-- Extracted material --
* * * *

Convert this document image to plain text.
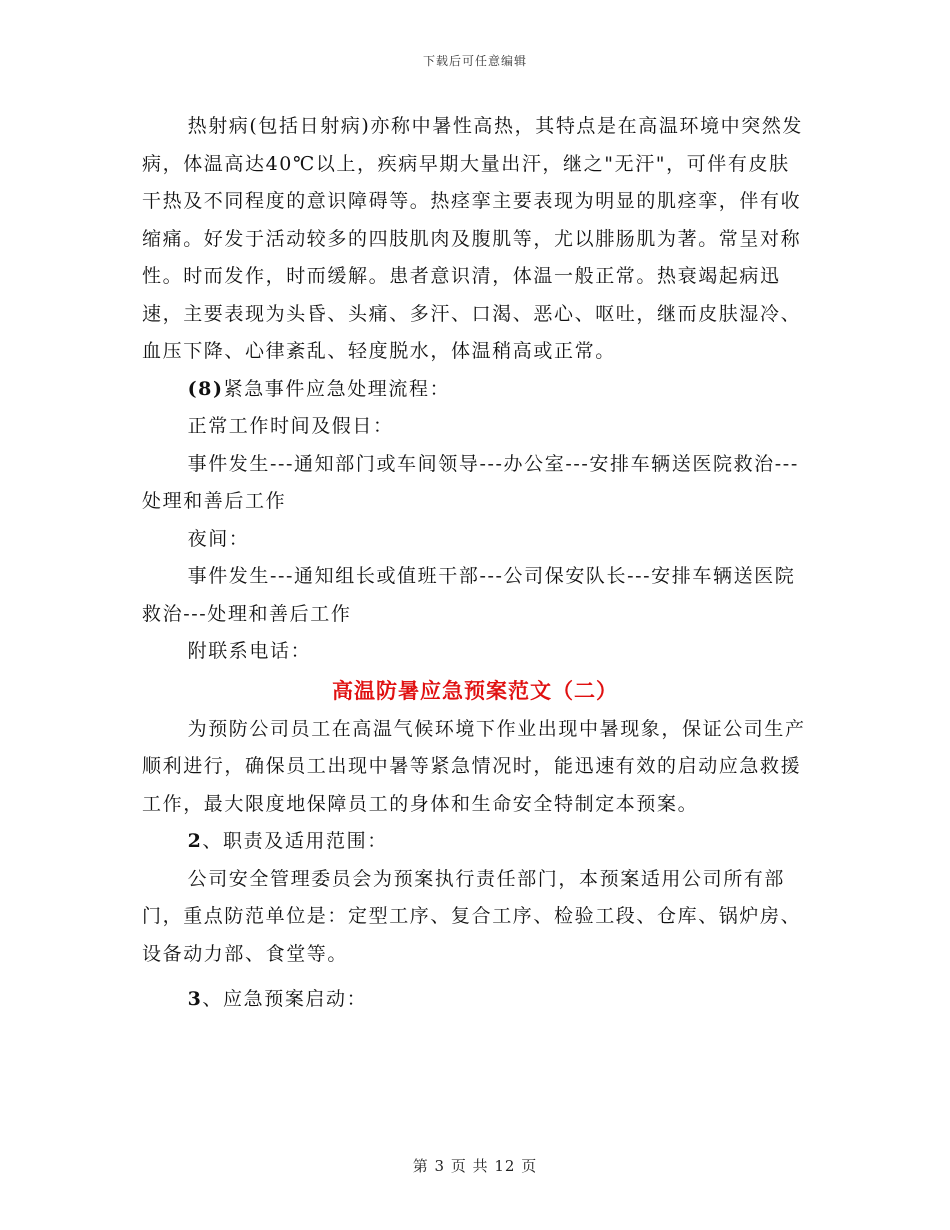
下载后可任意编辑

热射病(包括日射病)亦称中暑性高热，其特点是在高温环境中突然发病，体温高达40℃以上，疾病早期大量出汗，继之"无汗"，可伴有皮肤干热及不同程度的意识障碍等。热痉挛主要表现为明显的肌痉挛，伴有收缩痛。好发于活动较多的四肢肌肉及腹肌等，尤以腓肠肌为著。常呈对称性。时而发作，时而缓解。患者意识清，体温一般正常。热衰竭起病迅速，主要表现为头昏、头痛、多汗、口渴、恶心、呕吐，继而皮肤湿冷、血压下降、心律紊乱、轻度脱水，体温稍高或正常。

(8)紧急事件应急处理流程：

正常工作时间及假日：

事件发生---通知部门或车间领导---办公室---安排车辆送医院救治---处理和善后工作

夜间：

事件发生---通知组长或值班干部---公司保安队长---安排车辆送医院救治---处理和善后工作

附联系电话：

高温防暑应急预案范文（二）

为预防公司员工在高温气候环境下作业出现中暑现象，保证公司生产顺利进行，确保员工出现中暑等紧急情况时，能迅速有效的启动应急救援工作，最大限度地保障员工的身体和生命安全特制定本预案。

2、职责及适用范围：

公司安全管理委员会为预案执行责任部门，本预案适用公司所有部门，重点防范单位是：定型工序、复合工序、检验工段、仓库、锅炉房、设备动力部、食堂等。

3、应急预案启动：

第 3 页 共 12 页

* * * *

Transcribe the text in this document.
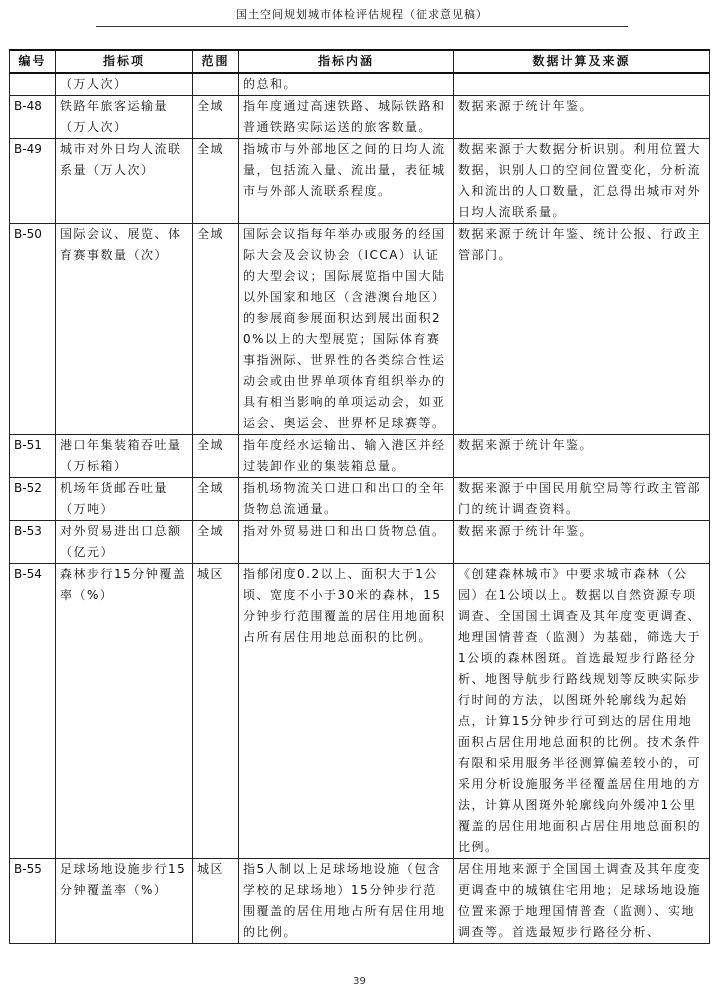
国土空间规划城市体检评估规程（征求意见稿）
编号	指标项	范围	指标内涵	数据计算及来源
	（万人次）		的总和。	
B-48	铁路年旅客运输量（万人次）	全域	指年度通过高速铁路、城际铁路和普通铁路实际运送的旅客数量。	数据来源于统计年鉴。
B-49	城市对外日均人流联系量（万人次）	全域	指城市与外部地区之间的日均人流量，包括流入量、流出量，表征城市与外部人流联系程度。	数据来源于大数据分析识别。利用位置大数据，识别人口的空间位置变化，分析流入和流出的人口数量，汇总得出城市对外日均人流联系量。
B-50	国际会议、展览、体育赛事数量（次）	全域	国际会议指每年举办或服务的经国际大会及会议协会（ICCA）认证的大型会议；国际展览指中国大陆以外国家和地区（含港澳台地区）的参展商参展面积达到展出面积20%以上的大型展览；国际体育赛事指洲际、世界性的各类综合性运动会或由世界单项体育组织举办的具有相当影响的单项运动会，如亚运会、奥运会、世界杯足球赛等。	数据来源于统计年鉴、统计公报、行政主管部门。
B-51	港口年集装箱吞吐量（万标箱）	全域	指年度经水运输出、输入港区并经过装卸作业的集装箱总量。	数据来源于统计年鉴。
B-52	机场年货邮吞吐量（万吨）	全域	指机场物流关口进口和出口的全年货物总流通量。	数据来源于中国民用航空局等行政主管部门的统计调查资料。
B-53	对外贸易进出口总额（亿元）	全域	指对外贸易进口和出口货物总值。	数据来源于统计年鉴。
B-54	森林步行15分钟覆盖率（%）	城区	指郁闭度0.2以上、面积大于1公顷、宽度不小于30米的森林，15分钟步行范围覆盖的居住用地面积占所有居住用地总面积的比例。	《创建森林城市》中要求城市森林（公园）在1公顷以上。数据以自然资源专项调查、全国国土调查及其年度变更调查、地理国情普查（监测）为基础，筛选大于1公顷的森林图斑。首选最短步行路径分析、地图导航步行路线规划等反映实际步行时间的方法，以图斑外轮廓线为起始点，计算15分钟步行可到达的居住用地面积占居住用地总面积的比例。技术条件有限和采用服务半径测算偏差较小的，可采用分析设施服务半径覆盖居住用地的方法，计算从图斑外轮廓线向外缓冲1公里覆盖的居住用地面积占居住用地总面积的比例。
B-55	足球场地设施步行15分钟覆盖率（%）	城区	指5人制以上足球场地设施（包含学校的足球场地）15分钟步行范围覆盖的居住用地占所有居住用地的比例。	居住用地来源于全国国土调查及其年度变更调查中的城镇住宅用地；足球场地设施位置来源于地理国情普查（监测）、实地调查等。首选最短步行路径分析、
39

* * * *

-- Task prompt --
Search the material above for "事件发生". Pull out each line where it shows up.

-- Exercise solution --
事件发生---通知部门或车间领导---办公室---安排车辆送医院救治---处理和善后工作
事件发生---通知组长或值班干部---公司保安队长---安排车辆送医院救治---处理和善后工作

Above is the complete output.